◆ **TO DO**: An exact copy of every record is needed.

◆ **RECORD EXCERPTS**:
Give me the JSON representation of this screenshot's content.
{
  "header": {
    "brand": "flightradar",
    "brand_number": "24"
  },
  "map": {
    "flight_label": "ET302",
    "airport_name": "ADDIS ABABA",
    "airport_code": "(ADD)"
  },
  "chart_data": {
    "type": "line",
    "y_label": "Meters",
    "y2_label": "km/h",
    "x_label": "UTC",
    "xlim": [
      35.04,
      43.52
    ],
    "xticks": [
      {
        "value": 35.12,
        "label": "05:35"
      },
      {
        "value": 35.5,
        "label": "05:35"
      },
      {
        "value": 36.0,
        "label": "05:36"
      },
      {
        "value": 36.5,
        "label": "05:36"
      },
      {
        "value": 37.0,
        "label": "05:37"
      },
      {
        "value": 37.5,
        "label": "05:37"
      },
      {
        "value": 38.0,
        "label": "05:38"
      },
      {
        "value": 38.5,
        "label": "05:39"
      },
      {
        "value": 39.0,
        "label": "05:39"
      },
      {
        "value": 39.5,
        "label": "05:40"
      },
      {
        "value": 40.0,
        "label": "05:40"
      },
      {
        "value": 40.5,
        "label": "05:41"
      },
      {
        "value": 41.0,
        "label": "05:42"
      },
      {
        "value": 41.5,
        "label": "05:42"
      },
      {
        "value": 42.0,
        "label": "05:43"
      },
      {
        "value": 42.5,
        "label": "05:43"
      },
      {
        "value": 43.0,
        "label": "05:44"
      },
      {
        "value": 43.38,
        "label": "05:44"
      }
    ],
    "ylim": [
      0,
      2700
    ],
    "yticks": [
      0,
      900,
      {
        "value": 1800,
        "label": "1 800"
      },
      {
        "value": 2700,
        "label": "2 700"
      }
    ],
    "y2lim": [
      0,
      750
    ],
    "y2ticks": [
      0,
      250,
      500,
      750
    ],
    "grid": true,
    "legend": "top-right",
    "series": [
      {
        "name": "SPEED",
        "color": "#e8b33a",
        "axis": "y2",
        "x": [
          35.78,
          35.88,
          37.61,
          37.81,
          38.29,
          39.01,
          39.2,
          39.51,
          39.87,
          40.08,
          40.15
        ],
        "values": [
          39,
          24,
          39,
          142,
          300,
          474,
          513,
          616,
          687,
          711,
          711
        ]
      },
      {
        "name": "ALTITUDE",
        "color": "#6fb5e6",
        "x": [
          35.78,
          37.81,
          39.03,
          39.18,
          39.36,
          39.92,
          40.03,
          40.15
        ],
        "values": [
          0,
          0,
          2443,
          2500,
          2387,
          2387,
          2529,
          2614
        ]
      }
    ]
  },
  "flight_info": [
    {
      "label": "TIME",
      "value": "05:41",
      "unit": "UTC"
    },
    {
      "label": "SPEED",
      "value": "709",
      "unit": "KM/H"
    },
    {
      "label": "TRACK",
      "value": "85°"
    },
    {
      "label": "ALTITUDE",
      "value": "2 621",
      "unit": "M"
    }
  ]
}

◆ **SOLUTION TO THE EXERCISE**:
Give me the JSON representation of this screenshot's content.
{
  "header": {
    "brand": "flightradar",
    "brand_number": "24"
  },
  "map": {
    "flight_label": "ET302",
    "airport_name": "ADDIS ABABA",
    "airport_code": "(ADD)"
  },
  "chart_data": {
    "type": "line",
    "y_label": "Meters",
    "y2_label": "km/h",
    "x_label": "UTC",
    "xlim": [
      35.04,
      43.52
    ],
    "xticks": [
      {
        "value": 35.12,
        "label": "05:35"
      },
      {
        "value": 35.5,
        "label": "05:35"
      },
      {
        "value": 36.0,
        "label": "05:36"
      },
      {
        "value": 36.5,
        "label": "05:36"
      },
      {
        "value": 37.0,
        "label": "05:37"
      },
      {
        "value": 37.5,
        "label": "05:37"
      },
      {
        "value": 38.0,
        "label": "05:38"
      },
      {
        "value": 38.5,
        "label": "05:39"
      },
      {
        "value": 39.0,
        "label": "05:39"
      },
      {
        "value": 39.5,
        "label": "05:40"
      },
      {
        "value": 40.0,
        "label": "05:40"
      },
      {
        "value": 40.5,
        "label": "05:41"
      },
      {
        "value": 41.0,
        "label": "05:42"
      },
      {
        "value": 41.5,
        "label": "05:42"
      },
      {
        "value": 42.0,
        "label": "05:43"
      },
      {
        "value": 42.5,
        "label": "05:43"
      },
      {
        "value": 43.0,
        "label": "05:44"
      },
      {
        "value": 43.38,
        "label": "05:44"
      }
    ],
    "ylim": [
      0,
      2700
    ],
    "yticks": [
      0,
      900,
      {
        "value": 1800,
        "label": "1 800"
      },
      {
        "value": 2700,
        "label": "2 700"
      }
    ],
    "y2lim": [
      0,
      750
    ],
    "y2ticks": [
      0,
      250,
      500,
      750
    ],
    "grid": true,
    "legend": "top-right",
    "series": [
      {
        "name": "SPEED",
        "color": "#e8b33a",
        "axis": "y2",
        "x": [
          35.78,
          35.88,
          37.61,
          37.81,
          38.29,
          39.01,
          39.2,
          39.51,
          39.87,
          40.08,
          40.15
        ],
        "values": [
          39,
          24,
          39,
          142,
          300,
          474,
          513,
          616,
          687,
          711,
          711
        ]
      },
      {
        "name": "ALTITUDE",
        "color": "#6fb5e6",
        "x": [
          35.78,
          37.81,
          39.03,
          39.18,
          39.36,
          39.92,
          40.03,
          40.15
        ],
        "values": [
          0,
          0,
          2443,
          2500,
          2387,
          2387,
          2529,
          2614
        ]
      }
    ]
  },
  "flight_info": [
    {
      "label": "TIME",
      "value": "05:41",
      "unit": "UTC"
    },
    {
      "label": "SPEED",
      "value": "709",
      "unit": "KM/H"
    },
    {
      "label": "TRACK",
      "value": "85°"
    },
    {
      "label": "ALTITUDE",
      "value": "2 621",
      "unit": "M"
    }
  ]
}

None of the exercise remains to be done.